• **Extract to read**
Debasis Chakroborty (born 9 June 1961) is an Indian classical slide guitar player from Senia-Maihar Gharana.

Chakroborty was born in Calcutta, India, and began learning guitar from his father Sh. Madhusudan Chakroborty. He then came under the tutelage of guitarist Pandit Barun Kumar Pal from Kolkata, and Pandit Jotin Bhattacharya, a sarod player and senior disciple of Ustad Baba Allauddin Khan Sahib of Maihar Gharana. Later on, Debasis became a disciple of the guitarist Pundit Brij Bhushan Kabra.

Debasis's style of playing combines both Gayaki and Tantrakari Angs. He follows the oldest tradition of playing sarode, sitar and veena with his modified Hawaiian guitar, which has a three-octave range.

• **Requests**
A) Summarize the biography above in two sentences.
B) Reproduce the rows below, from the line with "data-point <box>563 445 572 453</box>" up to and including the line with "legend-item: Wichita State".

• **A block of data**
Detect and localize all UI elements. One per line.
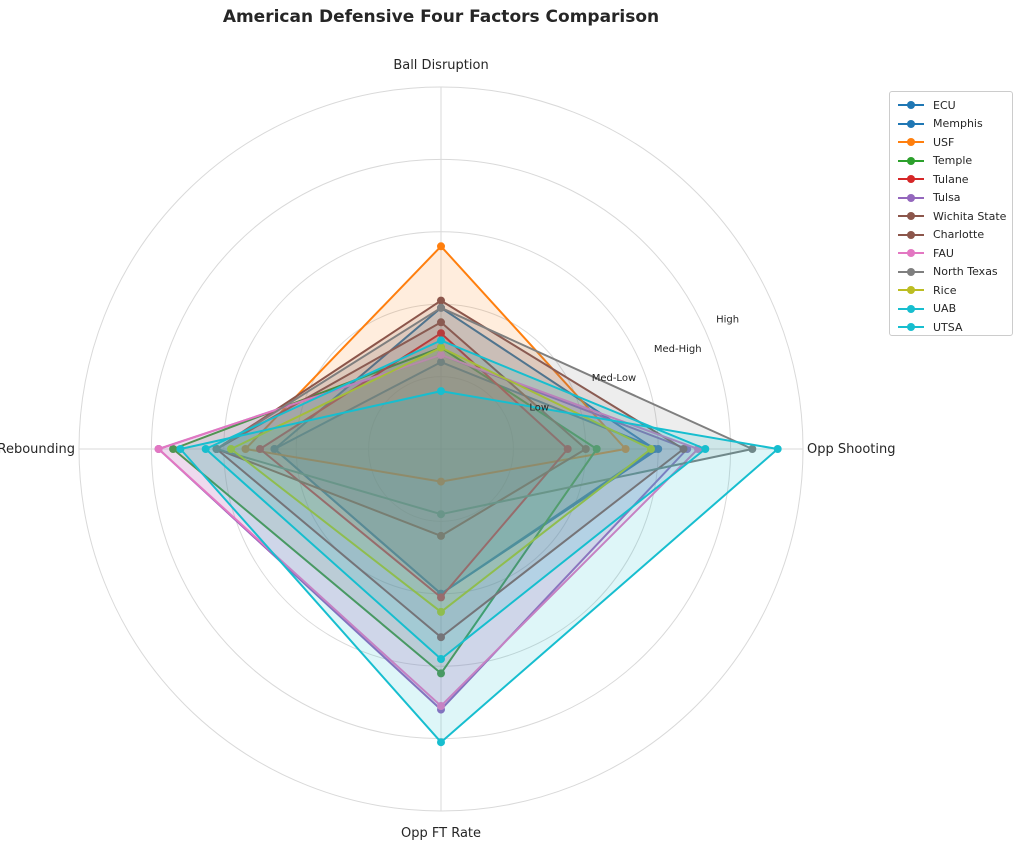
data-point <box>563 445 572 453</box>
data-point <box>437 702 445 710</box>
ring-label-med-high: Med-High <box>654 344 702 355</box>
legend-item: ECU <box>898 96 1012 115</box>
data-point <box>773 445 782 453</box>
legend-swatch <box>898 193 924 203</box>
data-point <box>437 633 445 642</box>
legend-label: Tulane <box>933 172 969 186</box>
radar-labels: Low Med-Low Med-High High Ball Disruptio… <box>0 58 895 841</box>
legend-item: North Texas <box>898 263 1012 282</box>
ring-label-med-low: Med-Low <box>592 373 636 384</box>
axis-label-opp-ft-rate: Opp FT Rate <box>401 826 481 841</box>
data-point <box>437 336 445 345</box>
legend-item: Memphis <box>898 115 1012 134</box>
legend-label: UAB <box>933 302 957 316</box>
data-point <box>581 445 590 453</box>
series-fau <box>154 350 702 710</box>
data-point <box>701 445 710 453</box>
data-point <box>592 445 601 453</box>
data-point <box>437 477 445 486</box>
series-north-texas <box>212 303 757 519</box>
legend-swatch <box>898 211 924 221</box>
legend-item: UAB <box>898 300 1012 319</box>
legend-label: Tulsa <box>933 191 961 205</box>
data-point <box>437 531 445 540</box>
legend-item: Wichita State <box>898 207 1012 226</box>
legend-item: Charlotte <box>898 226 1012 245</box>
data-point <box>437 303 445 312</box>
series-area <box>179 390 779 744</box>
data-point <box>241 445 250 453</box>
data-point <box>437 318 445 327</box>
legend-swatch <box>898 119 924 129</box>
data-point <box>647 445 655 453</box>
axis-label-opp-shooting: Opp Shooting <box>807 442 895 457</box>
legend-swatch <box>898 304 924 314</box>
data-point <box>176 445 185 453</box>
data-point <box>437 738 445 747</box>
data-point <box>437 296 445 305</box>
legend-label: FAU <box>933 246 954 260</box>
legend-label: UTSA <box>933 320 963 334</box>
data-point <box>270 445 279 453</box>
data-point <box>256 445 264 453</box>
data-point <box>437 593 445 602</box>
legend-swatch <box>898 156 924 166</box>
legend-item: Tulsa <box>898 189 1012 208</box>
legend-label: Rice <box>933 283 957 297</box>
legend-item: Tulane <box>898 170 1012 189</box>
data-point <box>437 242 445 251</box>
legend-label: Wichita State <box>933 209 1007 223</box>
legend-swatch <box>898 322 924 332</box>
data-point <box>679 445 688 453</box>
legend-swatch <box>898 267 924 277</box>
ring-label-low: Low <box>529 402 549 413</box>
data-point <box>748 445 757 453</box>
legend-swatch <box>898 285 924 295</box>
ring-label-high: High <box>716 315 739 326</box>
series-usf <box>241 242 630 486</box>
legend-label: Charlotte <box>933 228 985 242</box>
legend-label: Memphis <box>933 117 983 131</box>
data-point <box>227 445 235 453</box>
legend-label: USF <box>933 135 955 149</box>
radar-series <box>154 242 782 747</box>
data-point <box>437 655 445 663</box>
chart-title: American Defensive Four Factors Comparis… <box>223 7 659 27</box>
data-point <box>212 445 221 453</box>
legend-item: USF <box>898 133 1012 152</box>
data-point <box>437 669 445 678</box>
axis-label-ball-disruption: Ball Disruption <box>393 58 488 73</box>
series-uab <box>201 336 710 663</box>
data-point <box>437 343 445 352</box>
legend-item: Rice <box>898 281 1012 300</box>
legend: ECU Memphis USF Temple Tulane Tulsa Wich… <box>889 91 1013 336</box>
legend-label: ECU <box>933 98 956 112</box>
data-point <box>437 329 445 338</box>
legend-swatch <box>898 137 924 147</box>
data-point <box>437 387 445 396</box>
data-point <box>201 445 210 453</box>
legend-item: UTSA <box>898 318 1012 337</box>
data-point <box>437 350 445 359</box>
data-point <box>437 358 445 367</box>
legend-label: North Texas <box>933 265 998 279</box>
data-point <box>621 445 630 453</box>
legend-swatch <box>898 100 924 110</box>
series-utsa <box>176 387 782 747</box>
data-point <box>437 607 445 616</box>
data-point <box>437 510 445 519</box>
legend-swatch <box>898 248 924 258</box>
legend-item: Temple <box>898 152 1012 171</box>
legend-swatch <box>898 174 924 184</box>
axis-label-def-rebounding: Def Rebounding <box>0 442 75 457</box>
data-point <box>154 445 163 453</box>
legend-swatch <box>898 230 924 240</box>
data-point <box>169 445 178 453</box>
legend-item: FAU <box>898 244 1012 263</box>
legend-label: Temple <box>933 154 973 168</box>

• **Completed exercise**
A) Debasis Chakroborty, born 9 June 1961 in Calcutta, is an Indian classical slide guitar player from the Senia-Maihar Gharana. He learned first from his father, then from Barun Kumar Pal, Jotin Bhattacharya and Brij Bhushan Kabra, and on his modified three-octave Hawaiian guitar he combines Gayaki and Tantrakari Angs in the oldest tradition of playing sarode, sitar and veena.

B)
data-point <box>563 445 572 453</box>
data-point <box>437 702 445 710</box>
ring-label-med-high: Med-High <box>654 344 702 355</box>
legend-item: ECU <box>898 96 1012 115</box>
data-point <box>773 445 782 453</box>
legend-swatch <box>898 193 924 203</box>
data-point <box>437 633 445 642</box>
legend-label: Tulane <box>933 172 969 186</box>
radar-labels: Low Med-Low Med-High High Ball Disruptio… <box>0 58 895 841</box>
legend-item: North Texas <box>898 263 1012 282</box>
ring-label-med-low: Med-Low <box>592 373 636 384</box>
axis-label-opp-ft-rate: Opp FT Rate <box>401 826 481 841</box>
data-point <box>437 336 445 345</box>
legend-item: Memphis <box>898 115 1012 134</box>
legend-label: UAB <box>933 302 957 316</box>
data-point <box>581 445 590 453</box>
series-fau <box>154 350 702 710</box>
data-point <box>701 445 710 453</box>
data-point <box>592 445 601 453</box>
data-point <box>437 477 445 486</box>
series-north-texas <box>212 303 757 519</box>
legend-swatch <box>898 211 924 221</box>
legend-item: UAB <box>898 300 1012 319</box>
legend-label: Tulsa <box>933 191 961 205</box>
data-point <box>437 531 445 540</box>
legend-item: Wichita State <box>898 207 1012 226</box>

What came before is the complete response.